__THE EXERCISE__: Collect all lines below with the string "relevant".

__DATA RECORDS__:

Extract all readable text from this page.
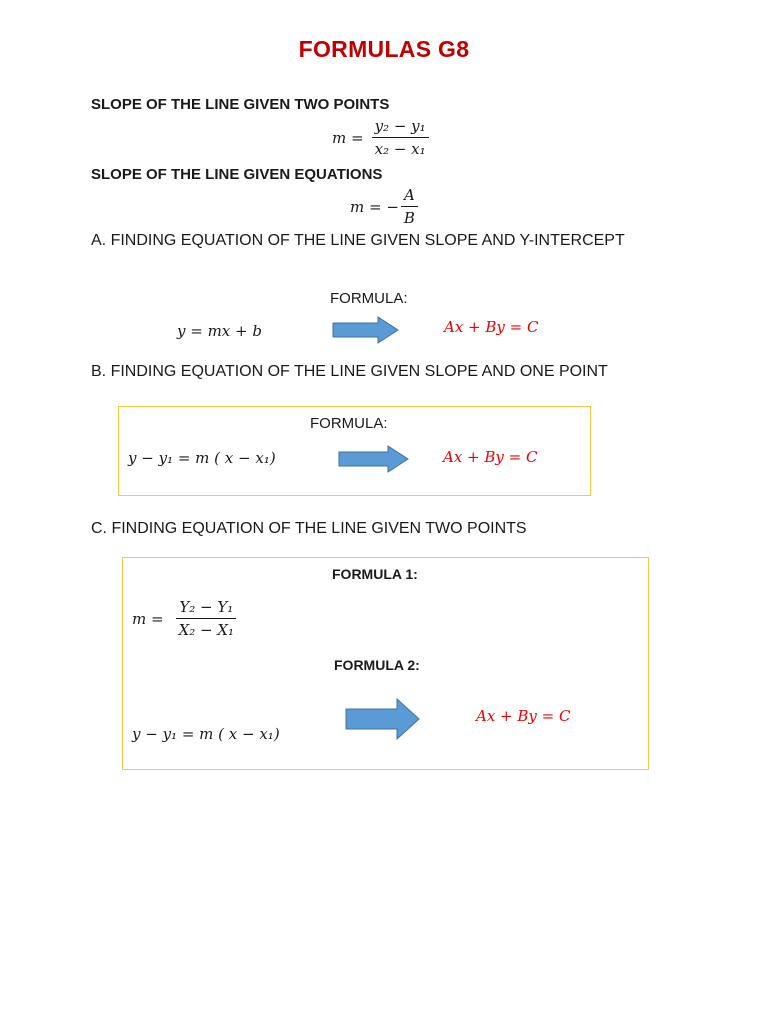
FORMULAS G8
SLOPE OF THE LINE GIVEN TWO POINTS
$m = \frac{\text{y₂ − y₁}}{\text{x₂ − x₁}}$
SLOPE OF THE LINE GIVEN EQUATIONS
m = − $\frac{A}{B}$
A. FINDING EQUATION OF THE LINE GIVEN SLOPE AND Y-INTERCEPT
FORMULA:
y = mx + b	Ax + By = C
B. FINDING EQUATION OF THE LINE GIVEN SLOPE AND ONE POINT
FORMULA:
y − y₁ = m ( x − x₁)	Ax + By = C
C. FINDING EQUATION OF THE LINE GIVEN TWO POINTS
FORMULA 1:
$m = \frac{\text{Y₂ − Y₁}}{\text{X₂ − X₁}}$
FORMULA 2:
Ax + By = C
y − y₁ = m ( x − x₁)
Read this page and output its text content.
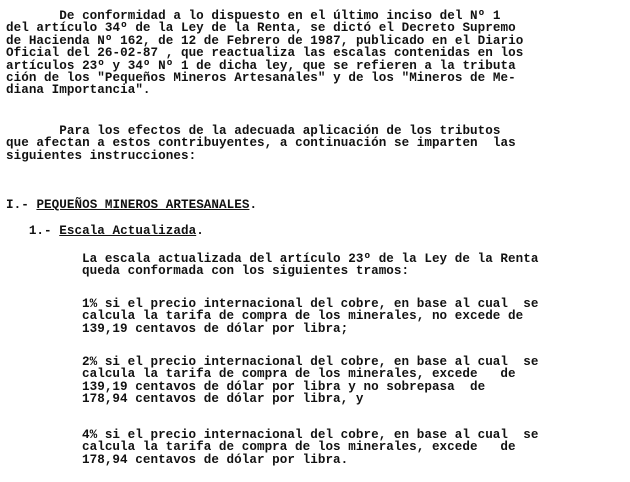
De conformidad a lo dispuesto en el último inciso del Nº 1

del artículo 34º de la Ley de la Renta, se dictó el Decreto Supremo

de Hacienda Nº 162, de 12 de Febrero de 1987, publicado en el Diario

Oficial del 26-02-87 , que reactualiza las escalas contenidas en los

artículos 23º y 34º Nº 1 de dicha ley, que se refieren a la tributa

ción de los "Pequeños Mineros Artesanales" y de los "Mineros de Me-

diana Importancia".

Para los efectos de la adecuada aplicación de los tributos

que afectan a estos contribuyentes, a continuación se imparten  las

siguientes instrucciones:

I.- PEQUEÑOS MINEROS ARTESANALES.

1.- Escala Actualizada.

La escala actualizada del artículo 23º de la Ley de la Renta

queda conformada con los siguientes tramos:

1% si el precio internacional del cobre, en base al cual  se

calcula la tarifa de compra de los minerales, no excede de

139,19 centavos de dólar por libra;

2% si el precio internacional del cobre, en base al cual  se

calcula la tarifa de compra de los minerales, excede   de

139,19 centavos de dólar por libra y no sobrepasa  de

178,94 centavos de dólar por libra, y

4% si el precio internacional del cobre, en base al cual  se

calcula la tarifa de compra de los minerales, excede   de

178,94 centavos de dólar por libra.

---

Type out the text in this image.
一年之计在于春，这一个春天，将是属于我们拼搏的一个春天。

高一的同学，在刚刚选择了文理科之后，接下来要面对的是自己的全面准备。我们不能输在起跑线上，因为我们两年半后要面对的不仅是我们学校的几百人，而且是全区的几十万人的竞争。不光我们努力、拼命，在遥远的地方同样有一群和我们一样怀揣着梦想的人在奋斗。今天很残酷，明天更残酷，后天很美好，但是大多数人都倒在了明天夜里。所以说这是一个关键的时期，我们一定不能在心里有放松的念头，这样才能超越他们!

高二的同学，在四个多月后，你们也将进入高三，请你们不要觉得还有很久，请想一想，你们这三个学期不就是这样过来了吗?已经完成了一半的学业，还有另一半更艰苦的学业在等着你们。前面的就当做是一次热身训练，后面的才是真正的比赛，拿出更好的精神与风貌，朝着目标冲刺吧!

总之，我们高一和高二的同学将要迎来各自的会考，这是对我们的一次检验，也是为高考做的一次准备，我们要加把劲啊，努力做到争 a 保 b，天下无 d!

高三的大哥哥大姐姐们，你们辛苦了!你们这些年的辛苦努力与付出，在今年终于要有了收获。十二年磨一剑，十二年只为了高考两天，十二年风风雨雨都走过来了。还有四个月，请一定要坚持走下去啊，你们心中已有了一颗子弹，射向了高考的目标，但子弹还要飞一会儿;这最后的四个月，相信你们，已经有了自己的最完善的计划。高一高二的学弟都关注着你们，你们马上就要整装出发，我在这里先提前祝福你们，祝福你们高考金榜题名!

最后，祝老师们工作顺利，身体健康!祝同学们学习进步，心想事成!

==

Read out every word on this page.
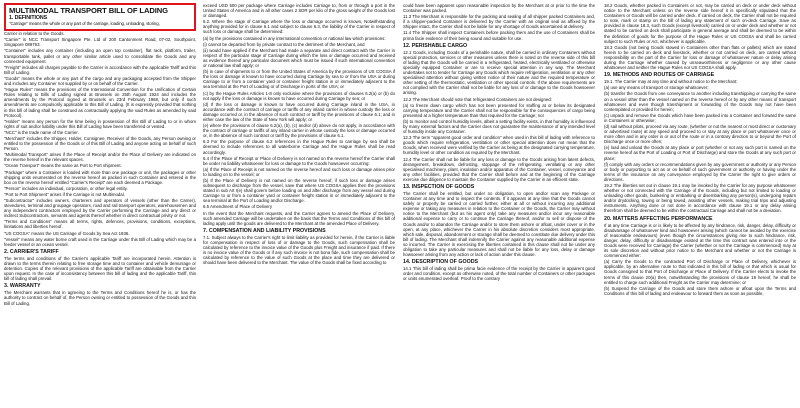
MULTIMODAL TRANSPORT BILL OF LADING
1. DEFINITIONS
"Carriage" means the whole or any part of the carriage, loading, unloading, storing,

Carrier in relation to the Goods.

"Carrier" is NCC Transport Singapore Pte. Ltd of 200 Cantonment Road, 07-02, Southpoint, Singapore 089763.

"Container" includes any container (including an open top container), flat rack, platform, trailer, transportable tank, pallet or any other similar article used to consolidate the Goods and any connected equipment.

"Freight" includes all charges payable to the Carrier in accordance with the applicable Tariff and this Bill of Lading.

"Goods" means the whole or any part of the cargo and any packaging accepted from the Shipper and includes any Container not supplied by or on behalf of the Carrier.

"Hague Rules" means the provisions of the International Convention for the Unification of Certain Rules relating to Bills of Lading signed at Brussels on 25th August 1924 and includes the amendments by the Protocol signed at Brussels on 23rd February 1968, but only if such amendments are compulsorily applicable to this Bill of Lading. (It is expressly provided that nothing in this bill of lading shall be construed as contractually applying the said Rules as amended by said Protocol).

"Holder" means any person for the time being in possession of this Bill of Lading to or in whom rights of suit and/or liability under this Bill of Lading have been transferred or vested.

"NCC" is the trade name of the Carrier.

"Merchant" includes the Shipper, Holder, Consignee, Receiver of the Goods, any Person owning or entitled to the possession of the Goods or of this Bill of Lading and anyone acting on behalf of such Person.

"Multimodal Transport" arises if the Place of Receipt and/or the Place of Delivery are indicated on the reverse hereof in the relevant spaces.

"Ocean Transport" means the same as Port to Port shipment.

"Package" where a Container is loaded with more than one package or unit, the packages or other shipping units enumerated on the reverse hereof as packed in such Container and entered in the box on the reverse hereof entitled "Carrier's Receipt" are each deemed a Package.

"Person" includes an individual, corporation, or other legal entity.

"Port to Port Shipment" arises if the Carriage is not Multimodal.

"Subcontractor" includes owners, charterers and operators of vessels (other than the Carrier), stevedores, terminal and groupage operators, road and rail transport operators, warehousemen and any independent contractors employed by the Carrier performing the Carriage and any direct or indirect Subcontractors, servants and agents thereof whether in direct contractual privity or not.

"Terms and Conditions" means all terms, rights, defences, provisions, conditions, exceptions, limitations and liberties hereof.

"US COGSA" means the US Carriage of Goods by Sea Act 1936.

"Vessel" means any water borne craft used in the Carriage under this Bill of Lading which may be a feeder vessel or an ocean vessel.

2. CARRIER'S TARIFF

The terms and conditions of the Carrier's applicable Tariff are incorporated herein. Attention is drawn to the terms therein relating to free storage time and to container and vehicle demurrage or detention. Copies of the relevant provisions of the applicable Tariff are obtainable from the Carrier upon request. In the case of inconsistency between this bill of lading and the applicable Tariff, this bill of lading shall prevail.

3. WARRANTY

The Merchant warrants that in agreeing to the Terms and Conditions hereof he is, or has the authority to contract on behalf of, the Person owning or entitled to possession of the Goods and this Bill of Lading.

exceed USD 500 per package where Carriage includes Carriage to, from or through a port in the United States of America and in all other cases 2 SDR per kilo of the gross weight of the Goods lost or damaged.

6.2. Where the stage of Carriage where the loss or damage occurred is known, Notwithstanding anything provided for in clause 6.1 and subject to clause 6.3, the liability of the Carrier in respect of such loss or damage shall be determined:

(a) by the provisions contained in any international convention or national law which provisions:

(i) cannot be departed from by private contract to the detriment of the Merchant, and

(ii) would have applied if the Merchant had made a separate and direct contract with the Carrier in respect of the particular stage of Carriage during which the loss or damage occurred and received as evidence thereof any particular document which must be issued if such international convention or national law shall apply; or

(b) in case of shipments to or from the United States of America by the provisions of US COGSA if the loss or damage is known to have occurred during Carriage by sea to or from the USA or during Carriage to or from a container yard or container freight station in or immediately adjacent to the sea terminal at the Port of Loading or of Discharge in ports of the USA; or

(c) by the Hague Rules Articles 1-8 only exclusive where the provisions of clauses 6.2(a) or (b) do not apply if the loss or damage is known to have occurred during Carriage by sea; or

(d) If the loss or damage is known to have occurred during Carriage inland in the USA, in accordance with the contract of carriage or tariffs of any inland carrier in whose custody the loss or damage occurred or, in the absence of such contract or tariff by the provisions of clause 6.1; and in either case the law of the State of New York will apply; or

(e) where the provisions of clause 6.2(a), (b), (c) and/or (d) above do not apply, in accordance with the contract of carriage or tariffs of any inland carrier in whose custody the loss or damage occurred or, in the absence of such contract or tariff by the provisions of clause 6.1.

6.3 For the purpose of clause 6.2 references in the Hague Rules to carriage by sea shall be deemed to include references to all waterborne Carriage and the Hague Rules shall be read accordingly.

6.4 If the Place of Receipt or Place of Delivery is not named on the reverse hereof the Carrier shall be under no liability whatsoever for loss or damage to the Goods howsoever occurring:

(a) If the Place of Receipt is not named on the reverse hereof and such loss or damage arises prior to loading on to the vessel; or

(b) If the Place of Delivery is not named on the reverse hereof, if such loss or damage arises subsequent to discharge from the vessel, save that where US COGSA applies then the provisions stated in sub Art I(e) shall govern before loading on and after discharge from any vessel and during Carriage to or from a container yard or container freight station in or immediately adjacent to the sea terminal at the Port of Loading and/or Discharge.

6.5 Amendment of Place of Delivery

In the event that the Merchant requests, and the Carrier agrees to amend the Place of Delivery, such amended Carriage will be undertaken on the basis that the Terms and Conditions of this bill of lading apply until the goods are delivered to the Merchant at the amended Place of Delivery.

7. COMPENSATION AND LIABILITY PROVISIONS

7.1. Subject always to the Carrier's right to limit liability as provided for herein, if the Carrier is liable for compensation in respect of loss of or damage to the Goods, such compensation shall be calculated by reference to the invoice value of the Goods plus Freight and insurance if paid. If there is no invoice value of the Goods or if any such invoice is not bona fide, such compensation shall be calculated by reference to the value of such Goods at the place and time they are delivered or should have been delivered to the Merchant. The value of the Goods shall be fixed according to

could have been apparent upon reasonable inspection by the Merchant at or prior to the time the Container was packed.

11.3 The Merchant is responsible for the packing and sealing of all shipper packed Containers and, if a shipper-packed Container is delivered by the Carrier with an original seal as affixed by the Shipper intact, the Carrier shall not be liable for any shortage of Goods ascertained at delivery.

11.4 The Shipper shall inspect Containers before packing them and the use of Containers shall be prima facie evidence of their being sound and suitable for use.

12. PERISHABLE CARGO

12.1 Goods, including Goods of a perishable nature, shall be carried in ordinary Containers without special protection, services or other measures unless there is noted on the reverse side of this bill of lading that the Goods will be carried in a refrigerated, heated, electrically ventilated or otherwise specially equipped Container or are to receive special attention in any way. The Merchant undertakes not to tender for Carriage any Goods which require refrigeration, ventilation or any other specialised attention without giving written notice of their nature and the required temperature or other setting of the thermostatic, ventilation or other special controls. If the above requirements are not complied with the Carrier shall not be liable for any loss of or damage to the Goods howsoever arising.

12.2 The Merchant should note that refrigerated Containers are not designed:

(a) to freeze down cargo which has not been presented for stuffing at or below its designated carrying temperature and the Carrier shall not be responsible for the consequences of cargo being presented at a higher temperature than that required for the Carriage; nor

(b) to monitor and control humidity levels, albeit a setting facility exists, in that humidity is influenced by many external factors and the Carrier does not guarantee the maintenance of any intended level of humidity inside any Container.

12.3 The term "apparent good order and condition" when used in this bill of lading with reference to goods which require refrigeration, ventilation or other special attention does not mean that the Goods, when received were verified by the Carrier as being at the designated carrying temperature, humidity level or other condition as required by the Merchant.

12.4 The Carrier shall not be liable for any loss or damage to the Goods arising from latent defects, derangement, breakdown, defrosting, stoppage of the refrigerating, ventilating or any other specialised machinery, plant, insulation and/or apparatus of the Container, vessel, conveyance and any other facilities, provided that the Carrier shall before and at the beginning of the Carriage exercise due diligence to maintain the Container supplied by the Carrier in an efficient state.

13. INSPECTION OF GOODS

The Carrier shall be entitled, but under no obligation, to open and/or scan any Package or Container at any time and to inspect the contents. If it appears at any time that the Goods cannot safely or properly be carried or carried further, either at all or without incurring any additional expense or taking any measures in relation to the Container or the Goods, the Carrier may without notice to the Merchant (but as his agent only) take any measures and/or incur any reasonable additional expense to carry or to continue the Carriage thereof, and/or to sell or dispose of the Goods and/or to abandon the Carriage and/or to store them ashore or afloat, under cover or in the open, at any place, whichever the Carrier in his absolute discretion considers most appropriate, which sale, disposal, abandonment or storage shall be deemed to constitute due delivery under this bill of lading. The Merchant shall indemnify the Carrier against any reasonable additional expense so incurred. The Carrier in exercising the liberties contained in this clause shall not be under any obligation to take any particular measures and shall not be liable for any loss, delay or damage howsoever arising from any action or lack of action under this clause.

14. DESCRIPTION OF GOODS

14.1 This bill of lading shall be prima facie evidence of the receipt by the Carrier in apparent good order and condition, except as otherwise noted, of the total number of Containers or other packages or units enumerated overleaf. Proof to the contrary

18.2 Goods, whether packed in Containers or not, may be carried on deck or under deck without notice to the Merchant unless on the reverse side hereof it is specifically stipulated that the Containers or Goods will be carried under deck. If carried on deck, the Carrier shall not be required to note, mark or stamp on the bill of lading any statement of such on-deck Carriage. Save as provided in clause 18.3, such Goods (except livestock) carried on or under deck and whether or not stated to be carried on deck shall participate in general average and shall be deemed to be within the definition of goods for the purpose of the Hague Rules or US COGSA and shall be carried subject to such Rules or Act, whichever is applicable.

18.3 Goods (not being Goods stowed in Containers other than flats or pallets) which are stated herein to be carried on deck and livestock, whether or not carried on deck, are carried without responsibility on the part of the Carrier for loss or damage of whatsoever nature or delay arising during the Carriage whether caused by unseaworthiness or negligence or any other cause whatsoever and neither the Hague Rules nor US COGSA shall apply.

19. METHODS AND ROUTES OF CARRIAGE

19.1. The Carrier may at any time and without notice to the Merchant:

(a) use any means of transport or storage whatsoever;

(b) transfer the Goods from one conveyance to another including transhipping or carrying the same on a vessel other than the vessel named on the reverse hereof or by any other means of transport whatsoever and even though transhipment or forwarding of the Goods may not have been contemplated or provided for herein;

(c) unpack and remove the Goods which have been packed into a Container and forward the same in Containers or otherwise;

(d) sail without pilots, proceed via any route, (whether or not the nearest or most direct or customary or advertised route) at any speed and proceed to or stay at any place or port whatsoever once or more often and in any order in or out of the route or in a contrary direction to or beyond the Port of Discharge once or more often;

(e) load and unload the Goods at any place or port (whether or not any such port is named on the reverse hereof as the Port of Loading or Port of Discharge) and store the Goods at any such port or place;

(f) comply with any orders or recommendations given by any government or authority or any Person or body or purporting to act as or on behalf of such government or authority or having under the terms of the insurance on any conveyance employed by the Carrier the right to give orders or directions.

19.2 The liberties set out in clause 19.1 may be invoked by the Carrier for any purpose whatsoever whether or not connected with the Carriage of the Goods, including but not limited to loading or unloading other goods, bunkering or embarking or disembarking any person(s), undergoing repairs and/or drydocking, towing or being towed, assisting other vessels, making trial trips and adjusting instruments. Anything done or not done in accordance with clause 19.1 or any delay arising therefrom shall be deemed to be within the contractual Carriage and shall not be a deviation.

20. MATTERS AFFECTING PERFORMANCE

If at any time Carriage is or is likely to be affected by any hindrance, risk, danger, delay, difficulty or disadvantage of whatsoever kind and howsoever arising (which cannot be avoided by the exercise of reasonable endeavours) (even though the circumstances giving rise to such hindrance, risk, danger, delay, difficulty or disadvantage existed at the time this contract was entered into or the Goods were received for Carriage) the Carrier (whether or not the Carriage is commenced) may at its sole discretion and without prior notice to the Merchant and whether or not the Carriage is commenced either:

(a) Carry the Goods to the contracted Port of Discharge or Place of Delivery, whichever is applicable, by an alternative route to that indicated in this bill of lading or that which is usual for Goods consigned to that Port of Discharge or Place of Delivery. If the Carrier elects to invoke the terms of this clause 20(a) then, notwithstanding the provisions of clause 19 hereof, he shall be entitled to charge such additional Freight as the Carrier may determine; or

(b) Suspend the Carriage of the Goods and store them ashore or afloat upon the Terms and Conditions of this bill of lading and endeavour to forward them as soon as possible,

__RESULT OF THE EXERCISE__:
"Multimodal Transport" arises if the Place of Receipt and/or the Place of Delivery are indicated on the reverse hereof in the relevant spaces.
The terms and conditions of the Carrier's applicable Tariff are incorporated herein. Attention is drawn to the terms therein relating to free storage time and to container and vehicle demurrage or detention. Copies of the relevant provisions of the applicable Tariff are obtainable from the Carrier upon request. In the case of inconsistency between this bill of lading and the applicable Tariff, this bill of lading shall prevail.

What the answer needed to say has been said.